What needs to be done >> Write out every line of the items below as a Markdown table with two columns, No. and Text, numbering the rows and skipping blank lines. Leave the pictures out of the table.

[Supplied material start]

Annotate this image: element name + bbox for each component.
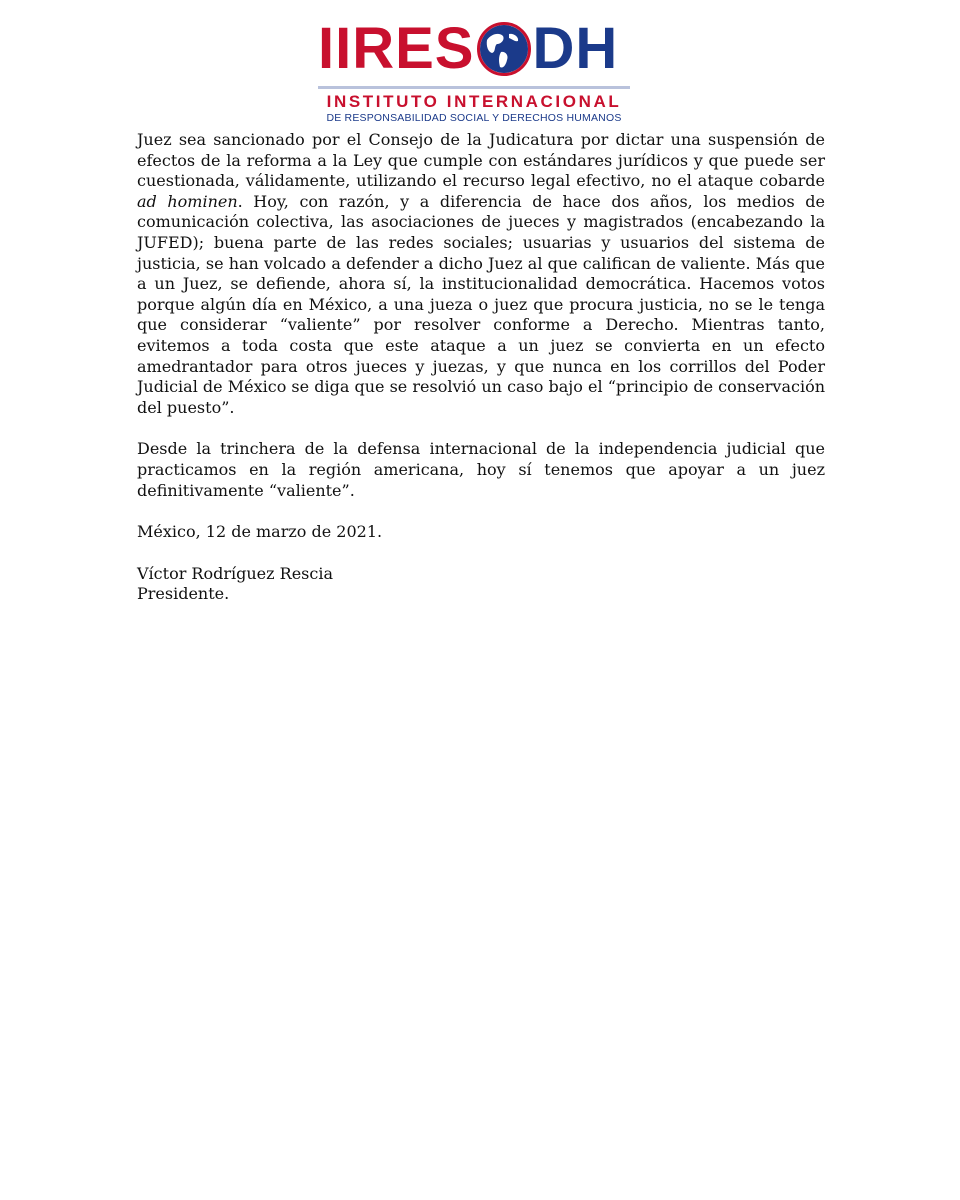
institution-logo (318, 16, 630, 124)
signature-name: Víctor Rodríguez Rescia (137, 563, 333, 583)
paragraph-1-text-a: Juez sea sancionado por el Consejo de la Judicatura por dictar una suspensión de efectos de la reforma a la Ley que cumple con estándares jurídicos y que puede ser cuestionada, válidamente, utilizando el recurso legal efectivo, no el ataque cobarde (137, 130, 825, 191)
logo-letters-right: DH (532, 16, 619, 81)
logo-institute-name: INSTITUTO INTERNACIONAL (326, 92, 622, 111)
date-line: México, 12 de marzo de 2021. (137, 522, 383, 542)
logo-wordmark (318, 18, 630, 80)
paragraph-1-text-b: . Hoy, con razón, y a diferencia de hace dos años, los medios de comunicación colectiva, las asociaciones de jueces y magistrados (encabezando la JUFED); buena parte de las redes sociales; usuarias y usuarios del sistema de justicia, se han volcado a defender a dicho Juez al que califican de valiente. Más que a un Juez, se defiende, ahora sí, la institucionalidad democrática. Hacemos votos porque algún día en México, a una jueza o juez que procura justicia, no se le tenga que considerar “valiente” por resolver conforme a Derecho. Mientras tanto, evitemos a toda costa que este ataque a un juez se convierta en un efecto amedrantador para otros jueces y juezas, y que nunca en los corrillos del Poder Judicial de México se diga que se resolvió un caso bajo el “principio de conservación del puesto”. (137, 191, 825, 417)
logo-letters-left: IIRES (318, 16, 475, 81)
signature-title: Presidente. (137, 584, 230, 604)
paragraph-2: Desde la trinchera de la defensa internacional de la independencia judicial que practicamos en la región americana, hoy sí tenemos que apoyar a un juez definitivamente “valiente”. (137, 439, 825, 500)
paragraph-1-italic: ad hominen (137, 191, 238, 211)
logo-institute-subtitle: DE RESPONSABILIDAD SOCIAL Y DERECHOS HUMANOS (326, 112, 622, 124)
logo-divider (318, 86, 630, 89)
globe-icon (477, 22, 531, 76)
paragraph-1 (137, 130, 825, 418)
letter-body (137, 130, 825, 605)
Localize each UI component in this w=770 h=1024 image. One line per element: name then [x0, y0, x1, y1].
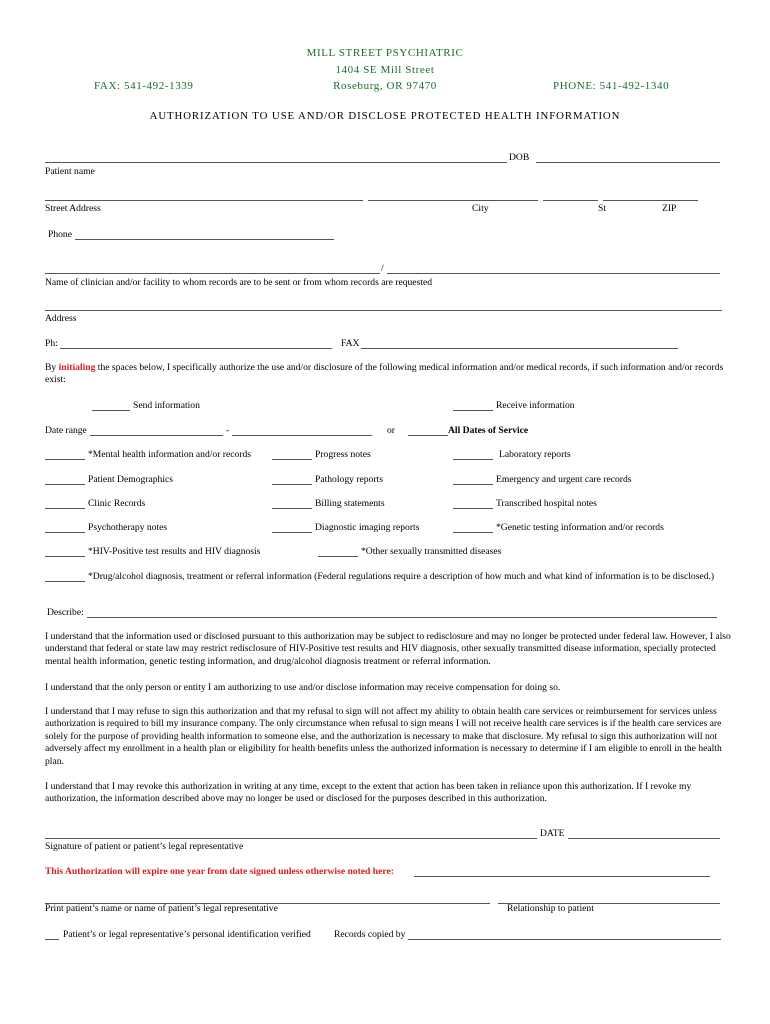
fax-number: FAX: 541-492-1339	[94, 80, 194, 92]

[Supplied material end]

Exercise result >>
| No. | Text |
|---|---|
| 1 | Annotate this image: element name + bbox for each component. |
| 2 | institution-logo (318, 16, 630, 124) |
| 3 | signature-name: Víctor Rodríguez Rescia (137, 563, 333, 583) |
| 4 | paragraph-1-text-a: Juez sea sancionado por el Consejo de la Judicatura por dictar una suspensión de efectos de la reforma a la Ley que cumple con estándares jurídicos y que puede ser cuestionada, válidamente, utilizando el recurso legal efectivo, no el ataque cobarde (137, 130, 825, 191) |
| 5 | logo-letters-right: DH (532, 16, 619, 81) |
| 6 | logo-institute-name: INSTITUTO INTERNACIONAL (326, 92, 622, 111) |
| 7 | date-line: México, 12 de marzo de 2021. (137, 522, 383, 542) |
| 8 | logo-wordmark (318, 18, 630, 80) |
| 9 | paragraph-1-text-b: . Hoy, con razón, y a diferencia de hace dos años, los medios de comunicación colectiva, las asociaciones de jueces y magistrados (encabezando la JUFED); buena parte de las redes sociales; usuarias y usuarios del sistema de justicia, se han volcado a defender a dicho Juez al que califican de valiente. Más que a un Juez, se defiende, ahora sí, la institucionalidad democrática. Hacemos votos porque algún día en México, a una jueza o juez que procura justicia, no se le tenga que considerar “valiente” por resolver conforme a Derecho. Mientras tanto, evitemos a toda costa que este ataque a un juez se convierta en un efecto amedrantador para otros jueces y juezas, y que nunca en los corrillos del Poder Judicial de México se diga que se resolvió un caso bajo el “principio de conservación del puesto”. (137, 191, 825, 417) |
| 10 | logo-letters-left: IIRES (318, 16, 475, 81) |
| 11 | signature-title: Presidente. (137, 584, 230, 604) |
| 12 | paragraph-2: Desde la trinchera de la defensa internacional de la independencia judicial que practicamos en la región americana, hoy sí tenemos que apoyar a un juez definitivamente “valiente”. (137, 439, 825, 500) |
| 13 | paragraph-1-italic: ad hominen (137, 191, 238, 211) |
| 14 | logo-institute-subtitle: DE RESPONSABILIDAD SOCIAL Y DERECHOS HUMANOS (326, 112, 622, 124) |
| 15 | logo-divider (318, 86, 630, 89) |
| 16 | globe-icon (477, 22, 531, 76) |
| 17 | paragraph-1 (137, 130, 825, 418) |
| 18 | letter-body (137, 130, 825, 605) |
| 19 | Localize each UI component in this w=770 h=1024 image. One line per element: name then [x0, y0, x1, y1]. |
| 20 | fax-number: FAX: 541-492-1339	[94, 80, 194, 92] |